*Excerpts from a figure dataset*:
- - - -

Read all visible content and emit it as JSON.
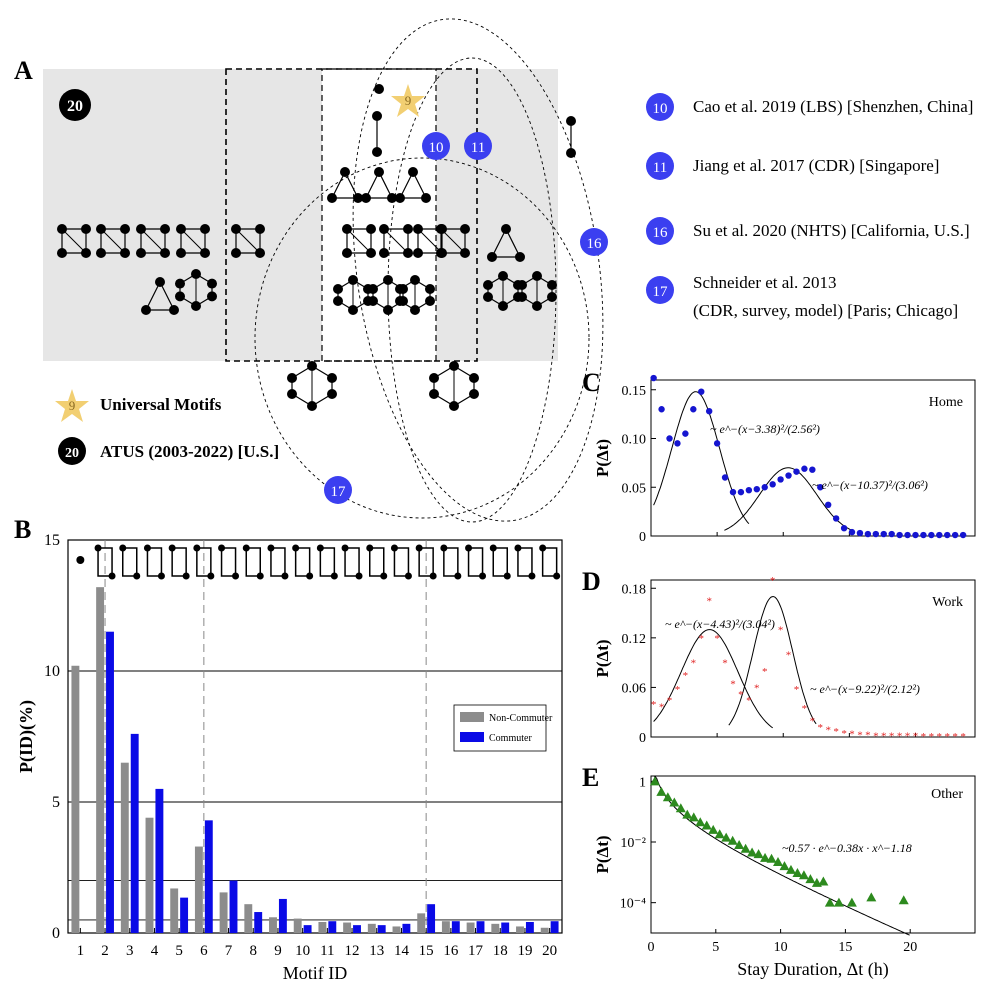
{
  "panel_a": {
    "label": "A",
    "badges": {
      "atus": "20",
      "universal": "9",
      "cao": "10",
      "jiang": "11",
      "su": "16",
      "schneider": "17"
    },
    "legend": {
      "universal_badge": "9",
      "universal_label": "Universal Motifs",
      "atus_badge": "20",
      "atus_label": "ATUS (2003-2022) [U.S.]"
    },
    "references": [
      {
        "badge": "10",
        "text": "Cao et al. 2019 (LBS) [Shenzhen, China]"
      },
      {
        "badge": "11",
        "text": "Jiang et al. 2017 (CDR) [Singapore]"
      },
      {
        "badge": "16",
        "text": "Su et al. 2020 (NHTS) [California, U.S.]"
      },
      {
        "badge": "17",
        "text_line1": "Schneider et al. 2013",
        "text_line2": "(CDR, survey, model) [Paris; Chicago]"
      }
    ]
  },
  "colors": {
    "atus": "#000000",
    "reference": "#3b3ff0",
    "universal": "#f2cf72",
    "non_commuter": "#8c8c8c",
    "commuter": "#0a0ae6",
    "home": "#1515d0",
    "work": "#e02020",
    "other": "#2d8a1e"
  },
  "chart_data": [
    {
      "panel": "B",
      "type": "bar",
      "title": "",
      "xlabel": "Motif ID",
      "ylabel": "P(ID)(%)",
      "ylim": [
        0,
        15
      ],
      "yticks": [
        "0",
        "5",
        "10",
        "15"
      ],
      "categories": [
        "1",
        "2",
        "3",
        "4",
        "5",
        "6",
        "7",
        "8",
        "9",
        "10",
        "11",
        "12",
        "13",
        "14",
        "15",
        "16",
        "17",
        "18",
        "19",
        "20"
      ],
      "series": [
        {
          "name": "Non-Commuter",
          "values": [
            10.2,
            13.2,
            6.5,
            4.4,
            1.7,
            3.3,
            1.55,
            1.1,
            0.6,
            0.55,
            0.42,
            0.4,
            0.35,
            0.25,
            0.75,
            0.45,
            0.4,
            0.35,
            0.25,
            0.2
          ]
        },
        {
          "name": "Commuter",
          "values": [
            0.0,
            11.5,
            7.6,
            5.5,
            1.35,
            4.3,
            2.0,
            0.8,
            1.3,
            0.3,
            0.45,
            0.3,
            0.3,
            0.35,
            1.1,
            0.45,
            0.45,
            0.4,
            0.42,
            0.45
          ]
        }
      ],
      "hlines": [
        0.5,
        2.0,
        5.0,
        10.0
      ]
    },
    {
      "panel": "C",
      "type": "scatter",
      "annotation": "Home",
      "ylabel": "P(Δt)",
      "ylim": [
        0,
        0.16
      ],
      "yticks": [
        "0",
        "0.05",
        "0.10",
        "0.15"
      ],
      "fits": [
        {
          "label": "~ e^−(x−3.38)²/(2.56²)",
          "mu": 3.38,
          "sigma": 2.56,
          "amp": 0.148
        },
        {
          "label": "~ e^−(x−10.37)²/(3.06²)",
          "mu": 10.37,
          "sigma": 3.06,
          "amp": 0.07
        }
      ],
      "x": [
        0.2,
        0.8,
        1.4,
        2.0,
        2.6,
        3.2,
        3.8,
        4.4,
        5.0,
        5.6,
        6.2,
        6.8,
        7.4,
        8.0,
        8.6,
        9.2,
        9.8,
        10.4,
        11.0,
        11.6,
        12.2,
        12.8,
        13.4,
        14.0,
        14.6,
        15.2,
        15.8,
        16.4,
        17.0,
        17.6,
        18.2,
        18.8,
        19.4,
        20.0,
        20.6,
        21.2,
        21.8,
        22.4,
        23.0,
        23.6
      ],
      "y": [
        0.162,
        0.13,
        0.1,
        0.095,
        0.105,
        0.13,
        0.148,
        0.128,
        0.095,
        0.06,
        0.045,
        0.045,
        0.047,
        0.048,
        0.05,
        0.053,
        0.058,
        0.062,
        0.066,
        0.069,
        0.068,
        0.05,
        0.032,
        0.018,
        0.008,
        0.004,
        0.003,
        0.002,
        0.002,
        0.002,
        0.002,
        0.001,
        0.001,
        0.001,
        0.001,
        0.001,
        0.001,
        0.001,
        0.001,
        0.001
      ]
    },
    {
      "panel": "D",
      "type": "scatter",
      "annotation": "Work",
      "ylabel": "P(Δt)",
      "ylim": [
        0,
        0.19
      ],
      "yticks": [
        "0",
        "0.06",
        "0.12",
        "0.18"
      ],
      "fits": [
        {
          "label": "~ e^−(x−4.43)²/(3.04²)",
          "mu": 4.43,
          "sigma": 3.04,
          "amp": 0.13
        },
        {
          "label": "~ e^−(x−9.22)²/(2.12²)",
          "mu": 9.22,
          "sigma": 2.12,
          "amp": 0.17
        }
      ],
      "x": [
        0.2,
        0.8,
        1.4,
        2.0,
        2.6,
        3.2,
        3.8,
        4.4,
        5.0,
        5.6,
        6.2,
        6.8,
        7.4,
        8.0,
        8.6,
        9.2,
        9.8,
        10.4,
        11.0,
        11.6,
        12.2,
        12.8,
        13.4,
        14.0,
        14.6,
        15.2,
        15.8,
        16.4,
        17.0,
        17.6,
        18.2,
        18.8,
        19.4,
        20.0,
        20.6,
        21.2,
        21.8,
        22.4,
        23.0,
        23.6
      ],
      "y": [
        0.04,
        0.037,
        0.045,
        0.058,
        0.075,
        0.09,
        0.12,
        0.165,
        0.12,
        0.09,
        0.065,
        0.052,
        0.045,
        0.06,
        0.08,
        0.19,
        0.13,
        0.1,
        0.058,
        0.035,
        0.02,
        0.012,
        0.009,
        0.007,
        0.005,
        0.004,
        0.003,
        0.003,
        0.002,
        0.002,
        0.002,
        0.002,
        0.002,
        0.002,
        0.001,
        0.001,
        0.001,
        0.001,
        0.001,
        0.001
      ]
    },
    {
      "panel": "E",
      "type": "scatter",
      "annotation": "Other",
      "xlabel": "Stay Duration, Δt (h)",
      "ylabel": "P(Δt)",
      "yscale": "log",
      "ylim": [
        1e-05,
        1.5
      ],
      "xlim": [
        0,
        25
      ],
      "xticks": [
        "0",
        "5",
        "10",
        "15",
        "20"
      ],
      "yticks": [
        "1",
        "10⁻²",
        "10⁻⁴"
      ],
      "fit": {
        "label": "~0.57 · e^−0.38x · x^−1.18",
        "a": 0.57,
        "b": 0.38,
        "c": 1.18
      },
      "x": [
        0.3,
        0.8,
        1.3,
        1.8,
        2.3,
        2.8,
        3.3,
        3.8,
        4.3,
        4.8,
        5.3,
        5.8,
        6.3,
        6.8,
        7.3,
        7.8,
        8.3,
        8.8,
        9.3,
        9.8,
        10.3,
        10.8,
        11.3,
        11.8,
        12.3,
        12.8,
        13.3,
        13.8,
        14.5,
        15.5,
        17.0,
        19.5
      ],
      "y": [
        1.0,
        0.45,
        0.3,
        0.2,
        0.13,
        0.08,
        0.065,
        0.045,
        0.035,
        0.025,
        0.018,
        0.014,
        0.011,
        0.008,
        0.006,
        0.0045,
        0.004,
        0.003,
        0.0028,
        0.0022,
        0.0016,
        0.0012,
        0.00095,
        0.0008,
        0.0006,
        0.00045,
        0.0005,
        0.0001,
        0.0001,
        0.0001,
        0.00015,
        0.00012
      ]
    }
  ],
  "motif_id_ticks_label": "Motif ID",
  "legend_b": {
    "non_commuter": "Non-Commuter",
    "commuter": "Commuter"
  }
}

- - - -

*REQUIREMENTS*:
Leave out the pictures and return every record word for word.

*ANSWER TO THE PROBLEM*:
Read all visible content and emit it as JSON.
{
  "panel_a": {
    "label": "A",
    "badges": {
      "atus": "20",
      "universal": "9",
      "cao": "10",
      "jiang": "11",
      "su": "16",
      "schneider": "17"
    },
    "legend": {
      "universal_badge": "9",
      "universal_label": "Universal Motifs",
      "atus_badge": "20",
      "atus_label": "ATUS (2003-2022) [U.S.]"
    },
    "references": [
      {
        "badge": "10",
        "text": "Cao et al. 2019 (LBS) [Shenzhen, China]"
      },
      {
        "badge": "11",
        "text": "Jiang et al. 2017 (CDR) [Singapore]"
      },
      {
        "badge": "16",
        "text": "Su et al. 2020 (NHTS) [California, U.S.]"
      },
      {
        "badge": "17",
        "text_line1": "Schneider et al. 2013",
        "text_line2": "(CDR, survey, model) [Paris; Chicago]"
      }
    ]
  },
  "colors": {
    "atus": "#000000",
    "reference": "#3b3ff0",
    "universal": "#f2cf72",
    "non_commuter": "#8c8c8c",
    "commuter": "#0a0ae6",
    "home": "#1515d0",
    "work": "#e02020",
    "other": "#2d8a1e"
  },
  "chart_data": [
    {
      "panel": "B",
      "type": "bar",
      "title": "",
      "xlabel": "Motif ID",
      "ylabel": "P(ID)(%)",
      "ylim": [
        0,
        15
      ],
      "yticks": [
        "0",
        "5",
        "10",
        "15"
      ],
      "categories": [
        "1",
        "2",
        "3",
        "4",
        "5",
        "6",
        "7",
        "8",
        "9",
        "10",
        "11",
        "12",
        "13",
        "14",
        "15",
        "16",
        "17",
        "18",
        "19",
        "20"
      ],
      "series": [
        {
          "name": "Non-Commuter",
          "values": [
            10.2,
            13.2,
            6.5,
            4.4,
            1.7,
            3.3,
            1.55,
            1.1,
            0.6,
            0.55,
            0.42,
            0.4,
            0.35,
            0.25,
            0.75,
            0.45,
            0.4,
            0.35,
            0.25,
            0.2
          ]
        },
        {
          "name": "Commuter",
          "values": [
            0.0,
            11.5,
            7.6,
            5.5,
            1.35,
            4.3,
            2.0,
            0.8,
            1.3,
            0.3,
            0.45,
            0.3,
            0.3,
            0.35,
            1.1,
            0.45,
            0.45,
            0.4,
            0.42,
            0.45
          ]
        }
      ],
      "hlines": [
        0.5,
        2.0,
        5.0,
        10.0
      ]
    },
    {
      "panel": "C",
      "type": "scatter",
      "annotation": "Home",
      "ylabel": "P(Δt)",
      "ylim": [
        0,
        0.16
      ],
      "yticks": [
        "0",
        "0.05",
        "0.10",
        "0.15"
      ],
      "fits": [
        {
          "label": "~ e^−(x−3.38)²/(2.56²)",
          "mu": 3.38,
          "sigma": 2.56,
          "amp": 0.148
        },
        {
          "label": "~ e^−(x−10.37)²/(3.06²)",
          "mu": 10.37,
          "sigma": 3.06,
          "amp": 0.07
        }
      ],
      "x": [
        0.2,
        0.8,
        1.4,
        2.0,
        2.6,
        3.2,
        3.8,
        4.4,
        5.0,
        5.6,
        6.2,
        6.8,
        7.4,
        8.0,
        8.6,
        9.2,
        9.8,
        10.4,
        11.0,
        11.6,
        12.2,
        12.8,
        13.4,
        14.0,
        14.6,
        15.2,
        15.8,
        16.4,
        17.0,
        17.6,
        18.2,
        18.8,
        19.4,
        20.0,
        20.6,
        21.2,
        21.8,
        22.4,
        23.0,
        23.6
      ],
      "y": [
        0.162,
        0.13,
        0.1,
        0.095,
        0.105,
        0.13,
        0.148,
        0.128,
        0.095,
        0.06,
        0.045,
        0.045,
        0.047,
        0.048,
        0.05,
        0.053,
        0.058,
        0.062,
        0.066,
        0.069,
        0.068,
        0.05,
        0.032,
        0.018,
        0.008,
        0.004,
        0.003,
        0.002,
        0.002,
        0.002,
        0.002,
        0.001,
        0.001,
        0.001,
        0.001,
        0.001,
        0.001,
        0.001,
        0.001,
        0.001
      ]
    },
    {
      "panel": "D",
      "type": "scatter",
      "annotation": "Work",
      "ylabel": "P(Δt)",
      "ylim": [
        0,
        0.19
      ],
      "yticks": [
        "0",
        "0.06",
        "0.12",
        "0.18"
      ],
      "fits": [
        {
          "label": "~ e^−(x−4.43)²/(3.04²)",
          "mu": 4.43,
          "sigma": 3.04,
          "amp": 0.13
        },
        {
          "label": "~ e^−(x−9.22)²/(2.12²)",
          "mu": 9.22,
          "sigma": 2.12,
          "amp": 0.17
        }
      ],
      "x": [
        0.2,
        0.8,
        1.4,
        2.0,
        2.6,
        3.2,
        3.8,
        4.4,
        5.0,
        5.6,
        6.2,
        6.8,
        7.4,
        8.0,
        8.6,
        9.2,
        9.8,
        10.4,
        11.0,
        11.6,
        12.2,
        12.8,
        13.4,
        14.0,
        14.6,
        15.2,
        15.8,
        16.4,
        17.0,
        17.6,
        18.2,
        18.8,
        19.4,
        20.0,
        20.6,
        21.2,
        21.8,
        22.4,
        23.0,
        23.6
      ],
      "y": [
        0.04,
        0.037,
        0.045,
        0.058,
        0.075,
        0.09,
        0.12,
        0.165,
        0.12,
        0.09,
        0.065,
        0.052,
        0.045,
        0.06,
        0.08,
        0.19,
        0.13,
        0.1,
        0.058,
        0.035,
        0.02,
        0.012,
        0.009,
        0.007,
        0.005,
        0.004,
        0.003,
        0.003,
        0.002,
        0.002,
        0.002,
        0.002,
        0.002,
        0.002,
        0.001,
        0.001,
        0.001,
        0.001,
        0.001,
        0.001
      ]
    },
    {
      "panel": "E",
      "type": "scatter",
      "annotation": "Other",
      "xlabel": "Stay Duration, Δt (h)",
      "ylabel": "P(Δt)",
      "yscale": "log",
      "ylim": [
        1e-05,
        1.5
      ],
      "xlim": [
        0,
        25
      ],
      "xticks": [
        "0",
        "5",
        "10",
        "15",
        "20"
      ],
      "yticks": [
        "1",
        "10⁻²",
        "10⁻⁴"
      ],
      "fit": {
        "label": "~0.57 · e^−0.38x · x^−1.18",
        "a": 0.57,
        "b": 0.38,
        "c": 1.18
      },
      "x": [
        0.3,
        0.8,
        1.3,
        1.8,
        2.3,
        2.8,
        3.3,
        3.8,
        4.3,
        4.8,
        5.3,
        5.8,
        6.3,
        6.8,
        7.3,
        7.8,
        8.3,
        8.8,
        9.3,
        9.8,
        10.3,
        10.8,
        11.3,
        11.8,
        12.3,
        12.8,
        13.3,
        13.8,
        14.5,
        15.5,
        17.0,
        19.5
      ],
      "y": [
        1.0,
        0.45,
        0.3,
        0.2,
        0.13,
        0.08,
        0.065,
        0.045,
        0.035,
        0.025,
        0.018,
        0.014,
        0.011,
        0.008,
        0.006,
        0.0045,
        0.004,
        0.003,
        0.0028,
        0.0022,
        0.0016,
        0.0012,
        0.00095,
        0.0008,
        0.0006,
        0.00045,
        0.0005,
        0.0001,
        0.0001,
        0.0001,
        0.00015,
        0.00012
      ]
    }
  ],
  "motif_id_ticks_label": "Motif ID",
  "legend_b": {
    "non_commuter": "Non-Commuter",
    "commuter": "Commuter"
  }
}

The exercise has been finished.